Stored items —
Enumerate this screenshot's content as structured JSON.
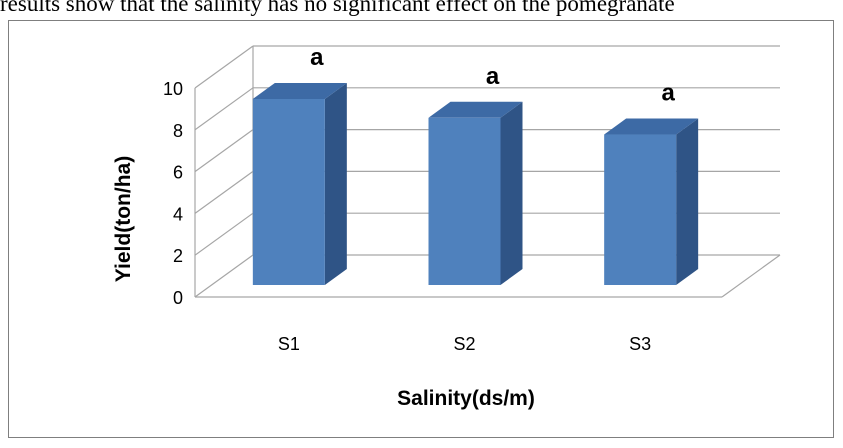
{
  "caption": "results show that the salinity has no significant effect on the pomegranate",
  "chart_data": {
    "type": "bar",
    "categories": [
      "S1",
      "S2",
      "S3"
    ],
    "values": [
      8.9,
      8.0,
      7.2
    ],
    "annotations": [
      "a",
      "a",
      "a"
    ],
    "title": "",
    "xlabel": "Salinity(ds/m)",
    "ylabel": "Yield(ton/ha)",
    "ylim": [
      0,
      10
    ],
    "yticks": [
      0,
      2,
      4,
      6,
      8,
      10
    ],
    "grid": true,
    "legend": "none",
    "colors": {
      "bar_front": "#4f81bd",
      "bar_side": "#2f5486",
      "bar_top": "#3d6aa5",
      "grid": "#a6a6a6"
    }
  }
}
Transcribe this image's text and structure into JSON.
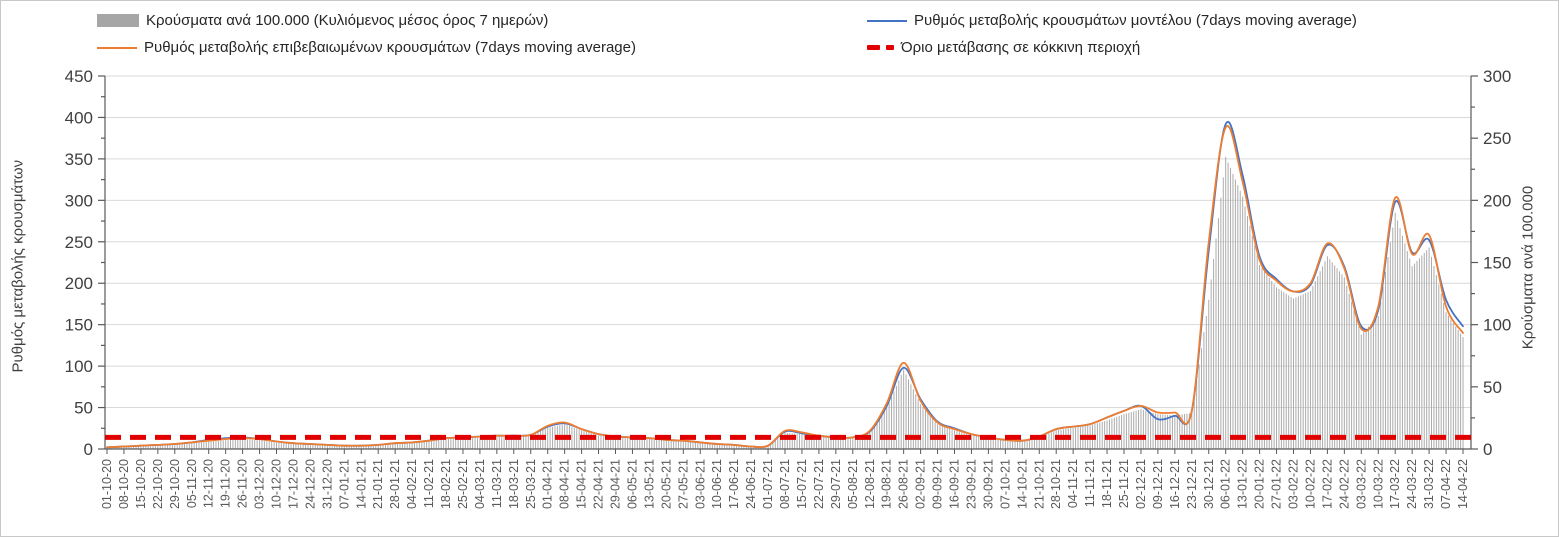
{
  "legend": {
    "items": [
      {
        "label": "Κρούσματα ανά 100.000 (Κυλιόμενος μέσος όρος 7 ημερών)",
        "swatch": "gray-bar",
        "color": "#a6a6a6"
      },
      {
        "label": "Ρυθμός μεταβολής επιβεβαιωμένων κρουσμάτων (7days moving average)",
        "swatch": "orange-line",
        "color": "#ED7D31"
      },
      {
        "label": "Ρυθμός μεταβολής κρουσμάτων μοντέλου (7days moving average)",
        "swatch": "blue-line",
        "color": "#4472C4"
      },
      {
        "label": "Όριο μετάβασης σε κόκκινη περιοχή",
        "swatch": "red-dashes",
        "color": "#e00000"
      }
    ]
  },
  "chart_data": {
    "type": "bar+line",
    "grid": "horizontal",
    "legend_position": "top",
    "left_axis": {
      "title": "Ρυθμός μεταβολής κρουσμάτων",
      "min": 0,
      "max": 450,
      "major_step": 50,
      "minor_step": 25
    },
    "right_axis": {
      "title": "Κρούσματα ανά 100.000",
      "min": 0,
      "max": 300,
      "major_step": 50,
      "minor_step": 25
    },
    "x_labels": [
      "01-10-20",
      "08-10-20",
      "15-10-20",
      "22-10-20",
      "29-10-20",
      "05-11-20",
      "12-11-20",
      "19-11-20",
      "26-11-20",
      "03-12-20",
      "10-12-20",
      "17-12-20",
      "24-12-20",
      "31-12-20",
      "07-01-21",
      "14-01-21",
      "21-01-21",
      "28-01-21",
      "04-02-21",
      "11-02-21",
      "18-02-21",
      "25-02-21",
      "04-03-21",
      "11-03-21",
      "18-03-21",
      "25-03-21",
      "01-04-21",
      "08-04-21",
      "15-04-21",
      "22-04-21",
      "29-04-21",
      "06-05-21",
      "13-05-21",
      "20-05-21",
      "27-05-21",
      "03-06-21",
      "10-06-21",
      "17-06-21",
      "24-06-21",
      "01-07-21",
      "08-07-21",
      "15-07-21",
      "22-07-21",
      "29-07-21",
      "05-08-21",
      "12-08-21",
      "19-08-21",
      "26-08-21",
      "02-09-21",
      "09-09-21",
      "16-09-21",
      "23-09-21",
      "30-09-21",
      "07-10-21",
      "14-10-21",
      "21-10-21",
      "28-10-21",
      "04-11-21",
      "11-11-21",
      "18-11-21",
      "25-11-21",
      "02-12-21",
      "09-12-21",
      "16-12-21",
      "23-12-21",
      "30-12-21",
      "06-01-22",
      "13-01-22",
      "20-01-22",
      "27-01-22",
      "03-02-22",
      "10-02-22",
      "17-02-22",
      "24-02-22",
      "03-03-22",
      "10-03-22",
      "17-03-22",
      "24-03-22",
      "31-03-22",
      "07-04-22",
      "14-04-22"
    ],
    "series": [
      {
        "name": "Κρούσματα ανά 100.000 (Κυλιόμενος μέσος όρος 7 ημερών)",
        "type": "bar",
        "axis": "right",
        "color": "#ababab",
        "values": [
          1,
          2,
          2,
          3,
          4,
          5,
          6,
          7,
          8,
          7,
          5,
          4,
          4,
          3,
          2,
          2,
          3,
          4,
          5,
          6,
          8,
          9,
          9,
          10,
          10,
          11,
          17,
          20,
          15,
          11,
          9,
          9,
          8,
          7,
          6,
          5,
          4,
          3,
          2,
          2,
          13,
          12,
          10,
          9,
          9,
          13,
          33,
          64,
          36,
          20,
          15,
          11,
          9,
          7,
          6,
          9,
          15,
          17,
          19,
          23,
          28,
          32,
          28,
          27,
          29,
          120,
          235,
          203,
          148,
          130,
          121,
          127,
          155,
          138,
          92,
          107,
          190,
          147,
          162,
          110,
          90
        ]
      },
      {
        "name": "Ρυθμός μεταβολής κρουσμάτων μοντέλου (7days moving average)",
        "type": "line",
        "axis": "left",
        "color": "#4472C4",
        "values": [
          2,
          3,
          4,
          5,
          6,
          8,
          11,
          13,
          14,
          12,
          9,
          7,
          6,
          5,
          4,
          4,
          5,
          7,
          8,
          10,
          13,
          14,
          15,
          16,
          16,
          17,
          27,
          31,
          24,
          18,
          15,
          14,
          13,
          11,
          10,
          8,
          6,
          5,
          3,
          4,
          21,
          19,
          16,
          14,
          14,
          21,
          52,
          98,
          60,
          33,
          25,
          18,
          14,
          11,
          10,
          15,
          24,
          27,
          30,
          38,
          46,
          52,
          36,
          40,
          46,
          240,
          392,
          330,
          232,
          205,
          190,
          198,
          246,
          220,
          148,
          168,
          298,
          237,
          252,
          180,
          148
        ]
      },
      {
        "name": "Ρυθμός μεταβολής επιβεβαιωμένων κρουσμάτων (7days moving average)",
        "type": "line",
        "axis": "left",
        "color": "#ED7D31",
        "values": [
          2,
          3,
          4,
          5,
          6,
          8,
          10,
          12,
          13,
          12,
          9,
          7,
          6,
          5,
          4,
          4,
          5,
          7,
          8,
          10,
          13,
          14,
          15,
          16,
          16,
          17,
          28,
          32,
          24,
          18,
          15,
          14,
          13,
          11,
          10,
          8,
          6,
          5,
          3,
          4,
          22,
          20,
          16,
          14,
          14,
          22,
          55,
          104,
          58,
          32,
          24,
          18,
          14,
          11,
          10,
          15,
          24,
          27,
          30,
          38,
          46,
          52,
          44,
          44,
          46,
          250,
          388,
          322,
          228,
          203,
          190,
          200,
          248,
          218,
          145,
          172,
          303,
          235,
          258,
          172,
          140
        ]
      },
      {
        "name": "Όριο μετάβασης σε κόκκινη περιοχή",
        "type": "threshold",
        "axis": "left",
        "color": "#e00000",
        "style": "dashed",
        "value": 14
      }
    ]
  }
}
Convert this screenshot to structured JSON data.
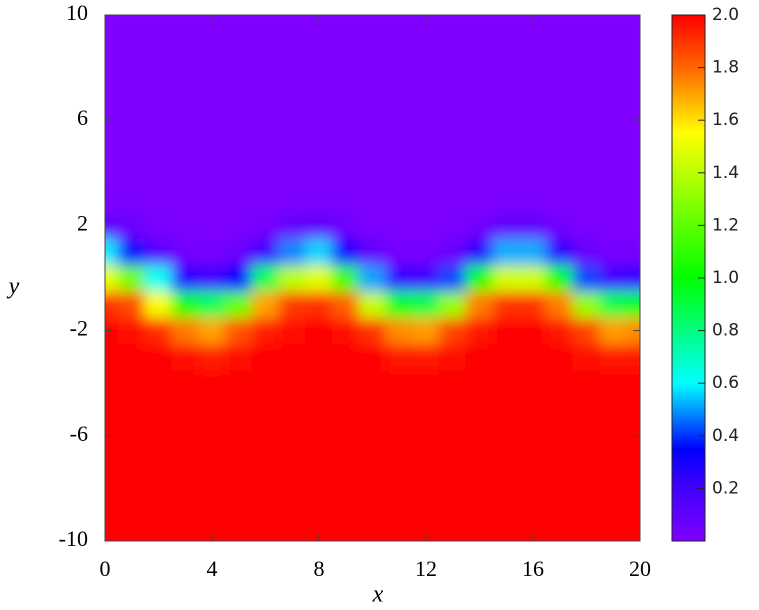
{
  "chart_data": {
    "type": "heatmap",
    "x_label": "x",
    "y_label": "y",
    "x": [
      0,
      1,
      2,
      3,
      4,
      5,
      6,
      7,
      8,
      9,
      10,
      11,
      12,
      13,
      14,
      15,
      16,
      17,
      18,
      19,
      20
    ],
    "y": [
      -10,
      -9,
      -8,
      -7,
      -6,
      -5,
      -4,
      -3,
      -2,
      -1,
      0,
      1,
      2,
      3,
      4,
      5,
      6,
      7,
      8,
      9,
      10
    ],
    "z": [
      [
        2,
        2,
        2,
        2,
        2,
        2,
        2,
        2,
        2,
        2,
        2,
        2,
        2,
        2,
        2,
        2,
        2,
        2,
        2,
        2,
        2
      ],
      [
        2,
        2,
        2,
        2,
        2,
        2,
        2,
        2,
        2,
        2,
        2,
        2,
        2,
        2,
        2,
        2,
        2,
        2,
        2,
        2,
        2
      ],
      [
        2,
        2,
        2,
        2,
        2,
        2,
        2,
        2,
        2,
        2,
        2,
        2,
        2,
        2,
        2,
        2,
        2,
        2,
        2,
        2,
        2
      ],
      [
        2,
        2,
        2,
        2,
        2,
        2,
        2,
        2,
        2,
        2,
        2,
        2,
        2,
        2,
        2,
        2,
        2,
        2,
        2,
        2,
        2
      ],
      [
        2,
        2,
        2,
        2,
        2,
        2,
        2,
        2,
        2,
        2,
        2,
        2,
        2,
        2,
        2,
        2,
        2,
        2,
        2,
        2,
        2
      ],
      [
        2,
        2,
        2,
        2,
        2,
        2,
        2,
        2,
        2,
        2,
        2,
        2,
        2,
        2,
        2,
        2,
        2,
        2,
        2,
        2,
        2
      ],
      [
        2,
        2,
        2,
        2,
        1.99,
        2,
        2,
        2,
        2,
        2,
        2,
        1.99,
        1.99,
        2,
        2,
        2,
        2,
        2,
        2,
        1.99,
        1.99
      ],
      [
        2,
        2,
        1.99,
        1.97,
        1.95,
        1.98,
        1.99,
        2,
        2,
        2,
        1.99,
        1.96,
        1.96,
        1.98,
        2,
        2,
        2,
        2,
        1.98,
        1.96,
        1.96
      ],
      [
        1.99,
        1.98,
        1.92,
        1.77,
        1.7,
        1.84,
        1.95,
        1.98,
        1.99,
        1.97,
        1.9,
        1.74,
        1.71,
        1.87,
        1.96,
        1.99,
        1.99,
        1.96,
        1.87,
        1.71,
        1.74
      ],
      [
        1.91,
        1.85,
        1.54,
        1.02,
        0.86,
        1.22,
        1.7,
        1.89,
        1.91,
        1.81,
        1.43,
        0.95,
        0.89,
        1.32,
        1.76,
        1.9,
        1.9,
        1.76,
        1.32,
        0.89,
        0.95
      ],
      [
        1.5,
        1.24,
        0.62,
        0.25,
        0.19,
        0.35,
        0.87,
        1.4,
        1.49,
        1.13,
        0.51,
        0.22,
        0.2,
        0.42,
        1.0,
        1.45,
        1.45,
        1.0,
        0.42,
        0.2,
        0.22
      ],
      [
        0.58,
        0.36,
        0.12,
        0.04,
        0.03,
        0.06,
        0.19,
        0.48,
        0.56,
        0.3,
        0.09,
        0.03,
        0.03,
        0.07,
        0.24,
        0.52,
        0.52,
        0.24,
        0.07,
        0.03,
        0.03
      ],
      [
        0.1,
        0.06,
        0.02,
        0.01,
        0,
        0.01,
        0.03,
        0.08,
        0.1,
        0.05,
        0.01,
        0,
        0,
        0.01,
        0.04,
        0.09,
        0.09,
        0.04,
        0.01,
        0,
        0
      ],
      [
        0.01,
        0.01,
        0,
        0,
        0,
        0,
        0,
        0.01,
        0.01,
        0.01,
        0,
        0,
        0,
        0,
        0,
        0.01,
        0.01,
        0,
        0,
        0,
        0
      ],
      [
        0,
        0,
        0,
        0,
        0,
        0,
        0,
        0,
        0,
        0,
        0,
        0,
        0,
        0,
        0,
        0,
        0,
        0,
        0,
        0,
        0
      ],
      [
        0,
        0,
        0,
        0,
        0,
        0,
        0,
        0,
        0,
        0,
        0,
        0,
        0,
        0,
        0,
        0,
        0,
        0,
        0,
        0,
        0
      ],
      [
        0,
        0,
        0,
        0,
        0,
        0,
        0,
        0,
        0,
        0,
        0,
        0,
        0,
        0,
        0,
        0,
        0,
        0,
        0,
        0,
        0
      ],
      [
        0,
        0,
        0,
        0,
        0,
        0,
        0,
        0,
        0,
        0,
        0,
        0,
        0,
        0,
        0,
        0,
        0,
        0,
        0,
        0,
        0
      ],
      [
        0,
        0,
        0,
        0,
        0,
        0,
        0,
        0,
        0,
        0,
        0,
        0,
        0,
        0,
        0,
        0,
        0,
        0,
        0,
        0,
        0
      ],
      [
        0,
        0,
        0,
        0,
        0,
        0,
        0,
        0,
        0,
        0,
        0,
        0,
        0,
        0,
        0,
        0,
        0,
        0,
        0,
        0,
        0
      ],
      [
        0,
        0,
        0,
        0,
        0,
        0,
        0,
        0,
        0,
        0,
        0,
        0,
        0,
        0,
        0,
        0,
        0,
        0,
        0,
        0,
        0
      ]
    ],
    "xlim": [
      0,
      20
    ],
    "xticks": [
      0,
      4,
      8,
      12,
      16,
      20
    ],
    "ylim": [
      -10,
      10
    ],
    "yticks": [
      -10,
      -6,
      -2,
      2,
      6,
      10
    ],
    "clim": [
      0,
      2
    ],
    "cticks": [
      0.2,
      0.4,
      0.6,
      0.8,
      {
        "value": 1,
        "label": "1.0"
      },
      1.2,
      1.4,
      1.6,
      1.8,
      {
        "value": 2,
        "label": "2.0"
      }
    ],
    "colorscale": [
      [
        0,
        "#7f00ff"
      ],
      [
        0.2,
        "#4000ff"
      ],
      [
        0.35,
        "#0000ff"
      ],
      [
        0.6,
        "#00ffff"
      ],
      [
        1,
        "#00ff00"
      ],
      [
        1.55,
        "#ffff00"
      ],
      [
        1.8,
        "#ff6600"
      ],
      [
        2,
        "#ff0000"
      ]
    ]
  }
}
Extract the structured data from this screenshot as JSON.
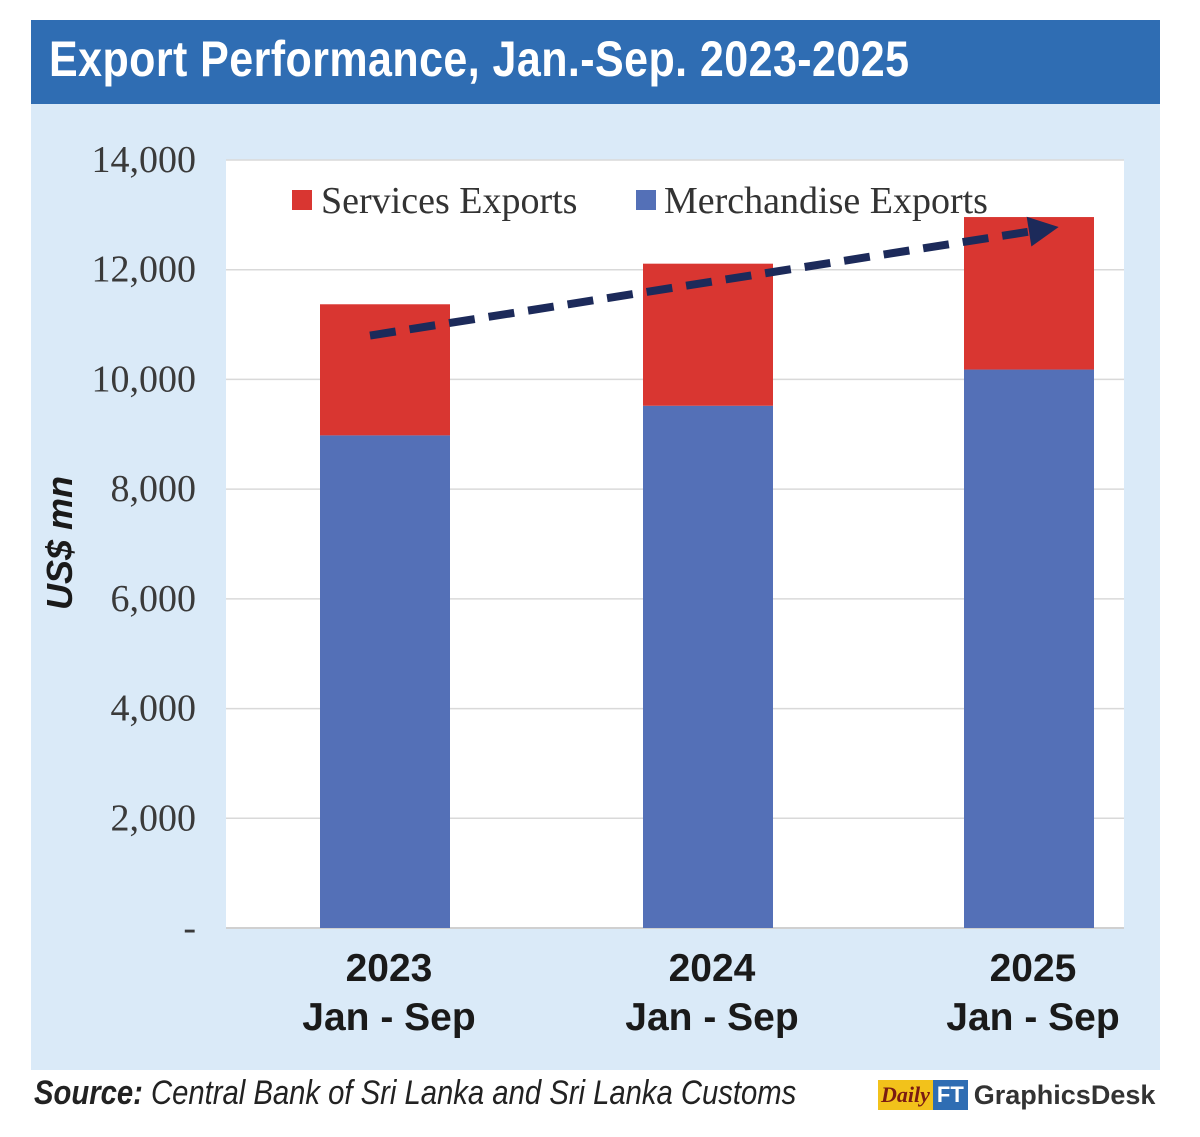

Aim of the task — Gather every line from the listing above in which the word "screenshot" appears.

Result of the task —
Enumerate this screenshot's content as structured JSON.
Convert this screenshot to structured JSON data.
Extract the structured data from this screenshot as JSON.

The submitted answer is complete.